Take the material below and retype it in full; pictures are left out.
* start Record set *
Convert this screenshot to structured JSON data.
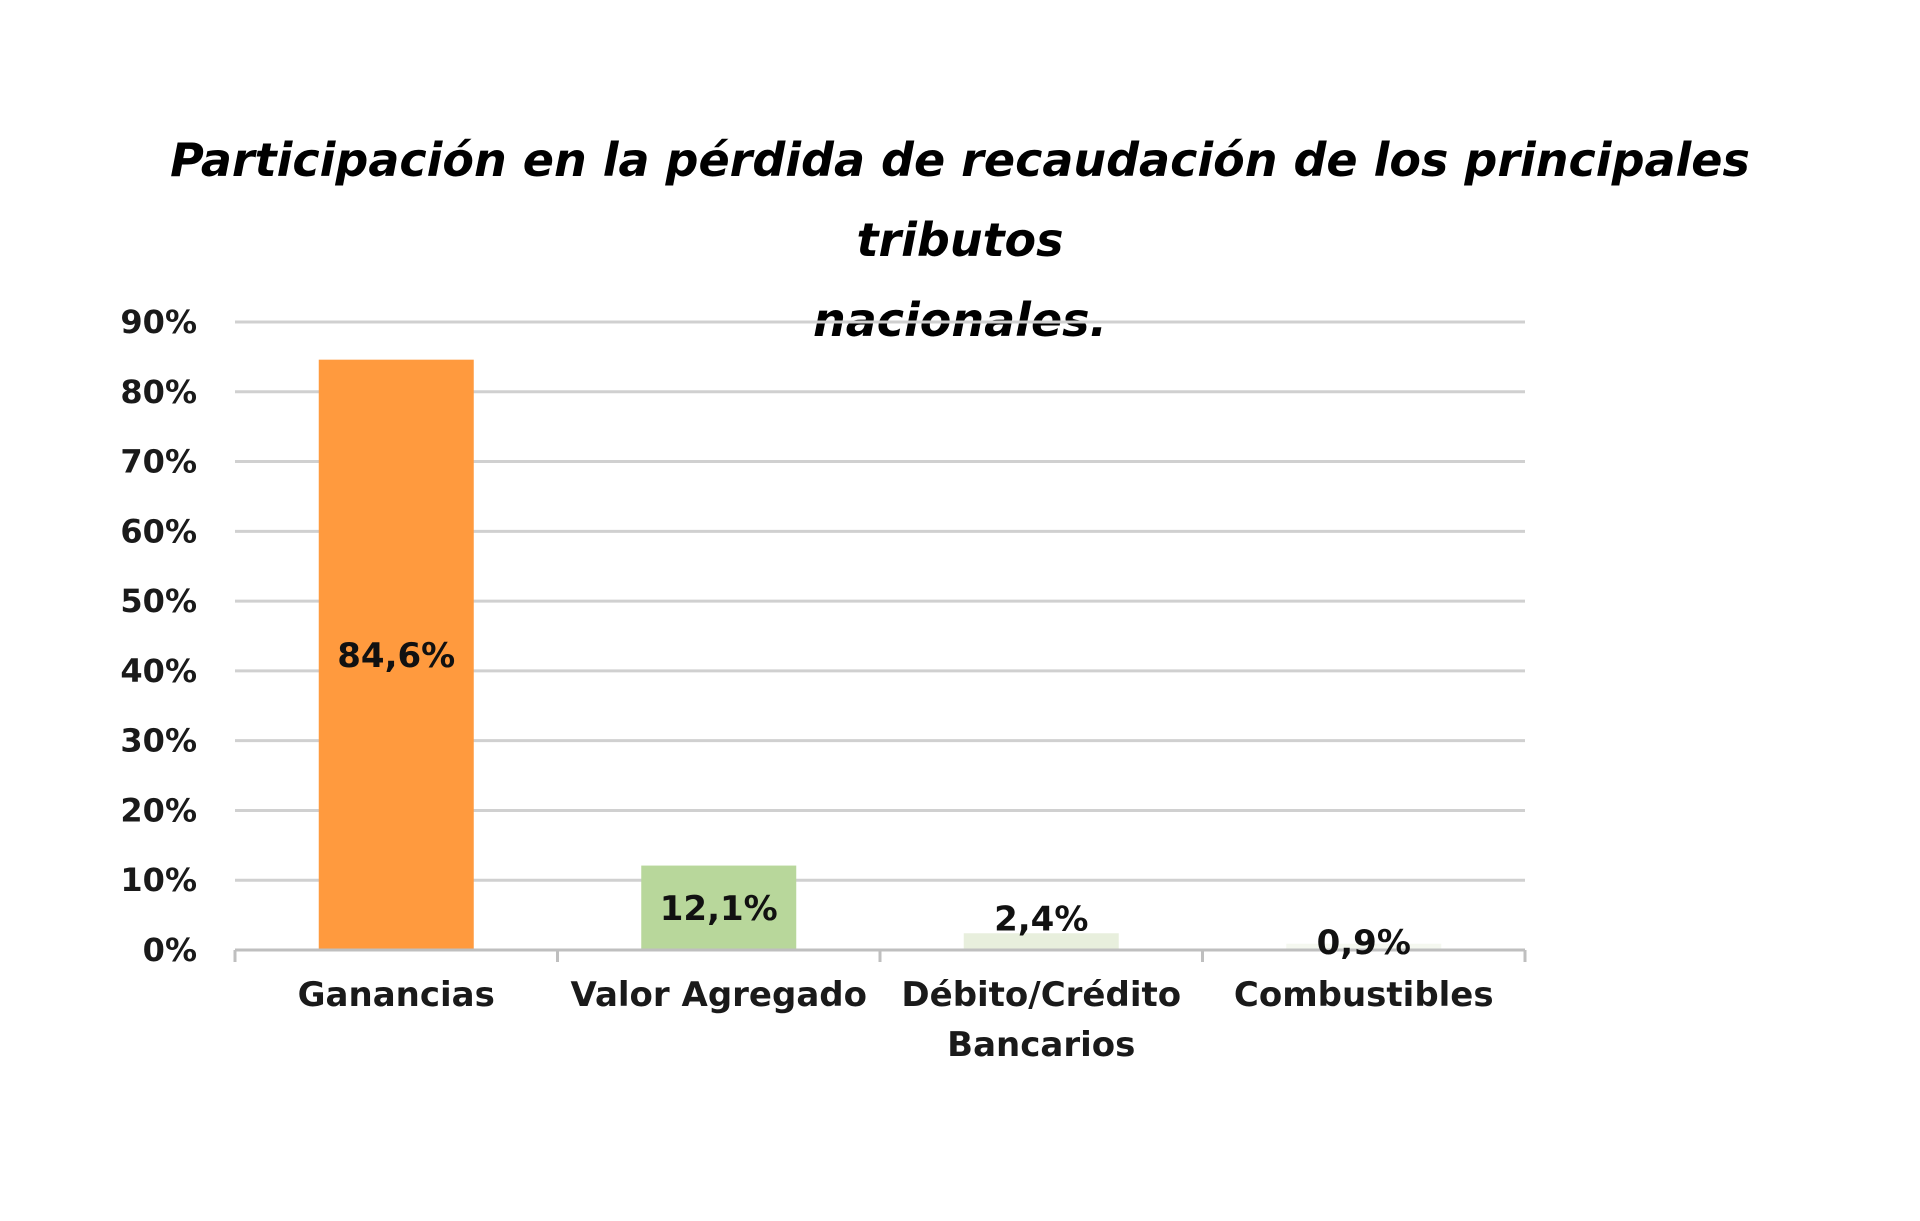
{
  "chart_data": {
    "type": "bar",
    "title_lines": [
      "Participación en la pérdida de recaudación de los principales tributos",
      "nacionales."
    ],
    "categories": [
      [
        "Ganancias"
      ],
      [
        "Valor Agregado"
      ],
      [
        "Débito/Crédito",
        "Bancarios"
      ],
      [
        "Combustibles"
      ]
    ],
    "values": [
      84.6,
      12.1,
      2.4,
      0.9
    ],
    "data_labels": [
      "84,6%",
      "12,1%",
      "2,4%",
      "0,9%"
    ],
    "bar_colors": [
      "#FF9A3E",
      "#B8D79B",
      "#E8EFDD",
      "#F5F8F0"
    ],
    "ylim": [
      0,
      90
    ],
    "yticks": [
      "0%",
      "10%",
      "20%",
      "30%",
      "40%",
      "50%",
      "60%",
      "70%",
      "80%",
      "90%"
    ],
    "grid": true,
    "grid_color": "#D0D0D0",
    "axis_color": "#BFBFBF",
    "xlabel": "",
    "ylabel": ""
  }
}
* end Record set *
* _Reply_:
Convert this screenshot to structured JSON data.
{
  "chart_data": {
    "type": "bar",
    "title_lines": [
      "Participación en la pérdida de recaudación de los principales tributos",
      "nacionales."
    ],
    "categories": [
      [
        "Ganancias"
      ],
      [
        "Valor Agregado"
      ],
      [
        "Débito/Crédito",
        "Bancarios"
      ],
      [
        "Combustibles"
      ]
    ],
    "values": [
      84.6,
      12.1,
      2.4,
      0.9
    ],
    "data_labels": [
      "84,6%",
      "12,1%",
      "2,4%",
      "0,9%"
    ],
    "bar_colors": [
      "#FF9A3E",
      "#B8D79B",
      "#E8EFDD",
      "#F5F8F0"
    ],
    "ylim": [
      0,
      90
    ],
    "yticks": [
      "0%",
      "10%",
      "20%",
      "30%",
      "40%",
      "50%",
      "60%",
      "70%",
      "80%",
      "90%"
    ],
    "grid": true,
    "grid_color": "#D0D0D0",
    "axis_color": "#BFBFBF",
    "xlabel": "",
    "ylabel": ""
  }
}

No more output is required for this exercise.